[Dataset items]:
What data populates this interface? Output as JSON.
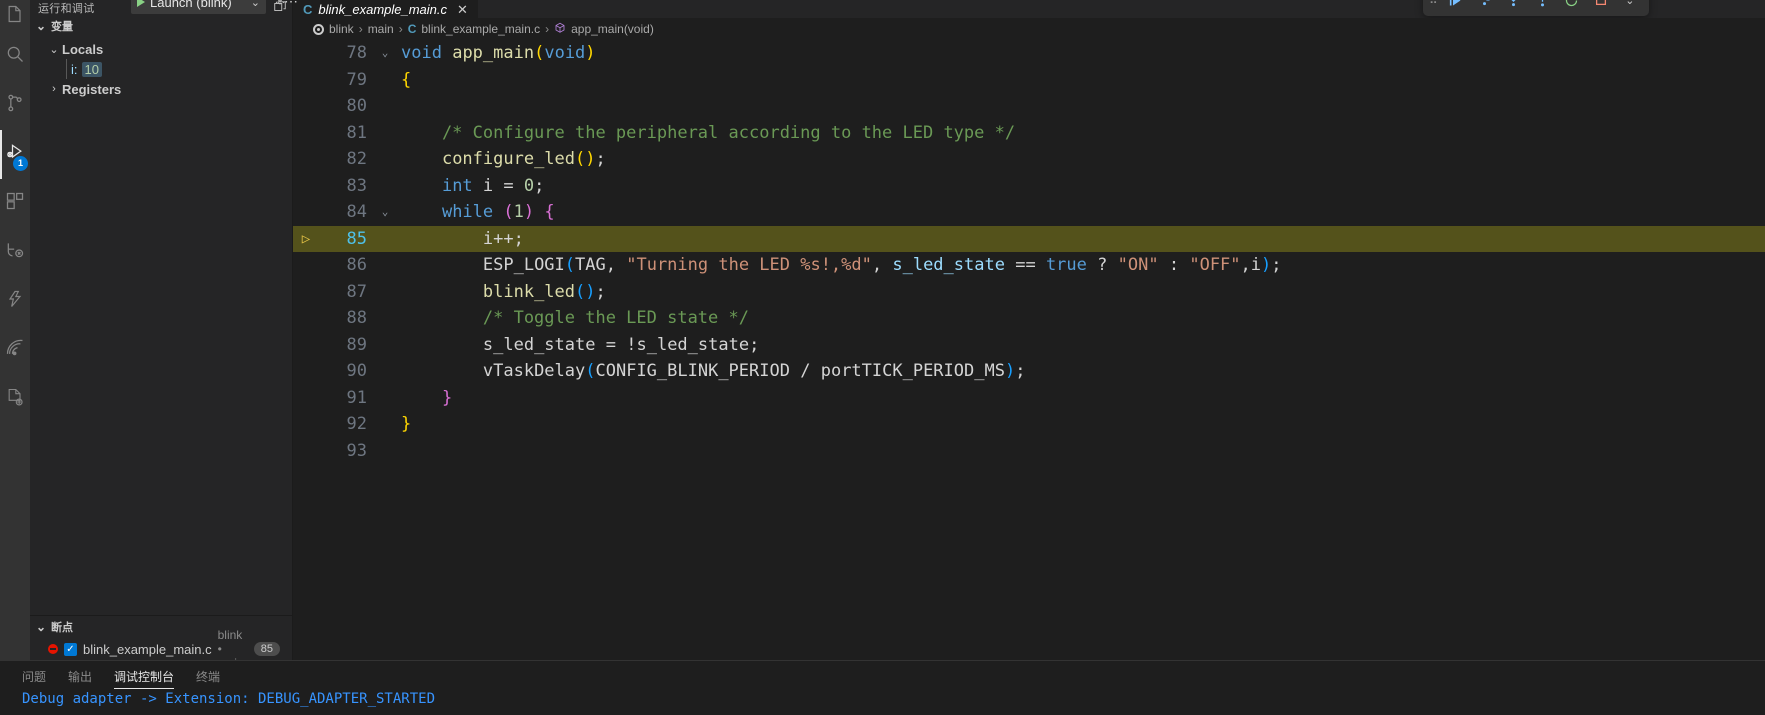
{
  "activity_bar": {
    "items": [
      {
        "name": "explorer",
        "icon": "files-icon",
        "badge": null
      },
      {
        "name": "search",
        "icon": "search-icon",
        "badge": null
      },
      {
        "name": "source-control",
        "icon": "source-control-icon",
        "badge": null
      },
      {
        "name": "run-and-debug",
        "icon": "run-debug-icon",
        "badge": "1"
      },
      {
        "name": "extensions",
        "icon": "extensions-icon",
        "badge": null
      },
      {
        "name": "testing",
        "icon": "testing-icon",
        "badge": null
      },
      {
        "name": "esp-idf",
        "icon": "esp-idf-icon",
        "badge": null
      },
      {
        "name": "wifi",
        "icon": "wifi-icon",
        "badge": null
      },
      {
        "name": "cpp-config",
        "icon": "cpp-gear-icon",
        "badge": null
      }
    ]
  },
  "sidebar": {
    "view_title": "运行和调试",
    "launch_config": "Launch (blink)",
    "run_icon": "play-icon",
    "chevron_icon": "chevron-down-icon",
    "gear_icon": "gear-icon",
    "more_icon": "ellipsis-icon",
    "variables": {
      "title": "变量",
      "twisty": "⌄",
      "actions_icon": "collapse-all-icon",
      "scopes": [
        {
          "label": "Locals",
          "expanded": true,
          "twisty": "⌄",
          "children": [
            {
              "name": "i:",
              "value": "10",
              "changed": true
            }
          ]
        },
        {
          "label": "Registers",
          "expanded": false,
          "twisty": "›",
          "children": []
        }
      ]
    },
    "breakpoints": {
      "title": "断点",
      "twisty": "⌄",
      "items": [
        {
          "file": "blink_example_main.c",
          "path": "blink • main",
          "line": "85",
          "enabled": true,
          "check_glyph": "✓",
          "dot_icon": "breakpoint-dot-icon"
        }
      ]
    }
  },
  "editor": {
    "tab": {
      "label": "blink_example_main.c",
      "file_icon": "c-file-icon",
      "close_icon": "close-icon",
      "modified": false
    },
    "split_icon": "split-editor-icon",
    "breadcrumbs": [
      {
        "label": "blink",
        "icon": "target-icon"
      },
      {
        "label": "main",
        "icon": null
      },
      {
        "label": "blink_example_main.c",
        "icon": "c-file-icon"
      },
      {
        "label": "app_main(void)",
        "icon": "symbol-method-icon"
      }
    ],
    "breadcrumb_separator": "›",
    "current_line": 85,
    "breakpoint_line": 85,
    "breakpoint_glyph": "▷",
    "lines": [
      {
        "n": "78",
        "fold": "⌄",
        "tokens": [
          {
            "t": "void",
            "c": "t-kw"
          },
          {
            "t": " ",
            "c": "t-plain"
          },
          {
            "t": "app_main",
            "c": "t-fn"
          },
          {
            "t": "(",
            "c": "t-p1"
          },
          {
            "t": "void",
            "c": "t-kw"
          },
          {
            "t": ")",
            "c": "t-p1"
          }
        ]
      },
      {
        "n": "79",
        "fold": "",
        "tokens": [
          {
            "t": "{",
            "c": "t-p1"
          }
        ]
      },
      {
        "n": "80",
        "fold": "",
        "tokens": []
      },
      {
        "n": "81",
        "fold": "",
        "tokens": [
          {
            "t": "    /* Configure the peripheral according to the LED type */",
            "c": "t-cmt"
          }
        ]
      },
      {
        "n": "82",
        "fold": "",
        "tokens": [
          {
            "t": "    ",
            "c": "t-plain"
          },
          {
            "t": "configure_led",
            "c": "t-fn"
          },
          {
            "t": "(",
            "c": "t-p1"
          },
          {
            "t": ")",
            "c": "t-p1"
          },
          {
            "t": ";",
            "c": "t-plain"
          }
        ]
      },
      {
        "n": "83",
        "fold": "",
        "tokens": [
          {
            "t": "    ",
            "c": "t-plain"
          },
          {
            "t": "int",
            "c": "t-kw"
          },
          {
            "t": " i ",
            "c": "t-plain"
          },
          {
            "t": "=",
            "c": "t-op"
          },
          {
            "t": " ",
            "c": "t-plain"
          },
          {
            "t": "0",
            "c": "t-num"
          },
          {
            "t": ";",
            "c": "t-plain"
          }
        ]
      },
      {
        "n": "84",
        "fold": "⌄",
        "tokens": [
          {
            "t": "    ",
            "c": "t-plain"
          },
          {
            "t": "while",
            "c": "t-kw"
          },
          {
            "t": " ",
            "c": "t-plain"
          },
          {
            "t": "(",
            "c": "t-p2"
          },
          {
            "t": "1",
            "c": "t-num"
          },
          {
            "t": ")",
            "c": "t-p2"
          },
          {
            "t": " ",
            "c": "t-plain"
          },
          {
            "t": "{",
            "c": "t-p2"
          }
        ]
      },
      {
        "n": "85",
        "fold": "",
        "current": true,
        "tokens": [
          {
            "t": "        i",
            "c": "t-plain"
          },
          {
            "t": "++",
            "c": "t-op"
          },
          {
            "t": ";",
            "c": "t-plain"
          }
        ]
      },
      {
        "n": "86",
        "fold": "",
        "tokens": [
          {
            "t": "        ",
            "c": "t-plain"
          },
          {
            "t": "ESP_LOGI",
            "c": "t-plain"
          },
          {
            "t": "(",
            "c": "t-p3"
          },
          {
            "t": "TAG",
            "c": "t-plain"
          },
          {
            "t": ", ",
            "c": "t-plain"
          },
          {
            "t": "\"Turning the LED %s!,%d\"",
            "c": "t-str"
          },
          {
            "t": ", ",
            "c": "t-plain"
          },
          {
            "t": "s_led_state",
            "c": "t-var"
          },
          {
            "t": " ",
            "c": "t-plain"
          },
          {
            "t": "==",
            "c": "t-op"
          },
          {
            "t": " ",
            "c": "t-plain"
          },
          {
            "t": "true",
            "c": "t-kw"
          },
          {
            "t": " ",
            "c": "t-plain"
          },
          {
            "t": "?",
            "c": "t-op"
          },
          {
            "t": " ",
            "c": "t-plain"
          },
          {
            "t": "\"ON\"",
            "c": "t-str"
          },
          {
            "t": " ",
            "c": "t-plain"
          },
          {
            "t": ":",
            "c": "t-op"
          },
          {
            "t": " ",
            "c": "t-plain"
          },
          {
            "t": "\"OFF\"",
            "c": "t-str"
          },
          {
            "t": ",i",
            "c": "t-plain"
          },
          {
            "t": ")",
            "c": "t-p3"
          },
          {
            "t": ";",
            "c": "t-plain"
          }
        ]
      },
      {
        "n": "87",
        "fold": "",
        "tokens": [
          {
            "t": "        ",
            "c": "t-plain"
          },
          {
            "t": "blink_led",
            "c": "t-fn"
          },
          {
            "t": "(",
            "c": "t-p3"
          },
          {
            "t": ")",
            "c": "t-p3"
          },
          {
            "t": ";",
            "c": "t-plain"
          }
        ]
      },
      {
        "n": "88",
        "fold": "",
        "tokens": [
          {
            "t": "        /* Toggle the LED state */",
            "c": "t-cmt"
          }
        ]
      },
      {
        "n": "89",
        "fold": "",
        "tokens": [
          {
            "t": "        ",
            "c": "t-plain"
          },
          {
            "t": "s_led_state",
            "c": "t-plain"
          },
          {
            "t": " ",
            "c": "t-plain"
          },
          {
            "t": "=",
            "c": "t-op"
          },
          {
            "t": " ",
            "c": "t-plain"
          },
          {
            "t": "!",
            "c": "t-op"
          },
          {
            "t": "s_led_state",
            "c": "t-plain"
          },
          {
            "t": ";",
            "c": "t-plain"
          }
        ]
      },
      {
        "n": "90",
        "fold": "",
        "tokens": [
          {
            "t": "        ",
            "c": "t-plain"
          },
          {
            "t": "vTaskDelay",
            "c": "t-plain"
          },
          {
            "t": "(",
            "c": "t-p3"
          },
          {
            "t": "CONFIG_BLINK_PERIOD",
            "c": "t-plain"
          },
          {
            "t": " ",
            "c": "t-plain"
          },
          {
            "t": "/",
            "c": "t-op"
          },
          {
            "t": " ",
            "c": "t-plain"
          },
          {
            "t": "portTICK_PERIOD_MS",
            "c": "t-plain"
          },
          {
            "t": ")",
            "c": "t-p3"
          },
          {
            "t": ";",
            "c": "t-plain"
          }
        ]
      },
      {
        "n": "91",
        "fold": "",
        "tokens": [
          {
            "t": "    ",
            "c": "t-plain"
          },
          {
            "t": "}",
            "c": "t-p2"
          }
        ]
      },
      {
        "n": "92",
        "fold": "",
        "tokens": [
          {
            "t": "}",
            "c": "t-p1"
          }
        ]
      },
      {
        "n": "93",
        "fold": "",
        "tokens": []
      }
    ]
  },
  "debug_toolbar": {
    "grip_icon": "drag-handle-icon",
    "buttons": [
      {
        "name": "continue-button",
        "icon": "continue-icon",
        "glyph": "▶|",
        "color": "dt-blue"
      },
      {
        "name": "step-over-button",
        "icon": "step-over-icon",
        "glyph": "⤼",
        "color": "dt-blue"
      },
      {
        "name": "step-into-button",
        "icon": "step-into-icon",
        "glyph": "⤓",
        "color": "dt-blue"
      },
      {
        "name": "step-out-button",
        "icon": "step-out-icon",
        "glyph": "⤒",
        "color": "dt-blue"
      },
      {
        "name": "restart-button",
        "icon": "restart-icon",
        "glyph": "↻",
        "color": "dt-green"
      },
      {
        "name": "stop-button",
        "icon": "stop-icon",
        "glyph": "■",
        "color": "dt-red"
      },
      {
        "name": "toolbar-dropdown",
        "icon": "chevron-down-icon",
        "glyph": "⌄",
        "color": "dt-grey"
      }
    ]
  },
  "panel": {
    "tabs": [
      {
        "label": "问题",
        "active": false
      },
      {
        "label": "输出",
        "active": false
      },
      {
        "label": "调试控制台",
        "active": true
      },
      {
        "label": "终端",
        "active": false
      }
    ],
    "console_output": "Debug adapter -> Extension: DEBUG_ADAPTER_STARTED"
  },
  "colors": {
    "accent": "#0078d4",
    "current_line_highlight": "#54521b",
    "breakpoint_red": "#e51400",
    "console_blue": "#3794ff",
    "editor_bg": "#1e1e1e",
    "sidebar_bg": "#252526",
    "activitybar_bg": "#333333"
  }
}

[Description of the task]: Copy each line holding the word "extensions" from the listing above.

[Task result]:
        "name": "extensions",
        "icon": "extensions-icon",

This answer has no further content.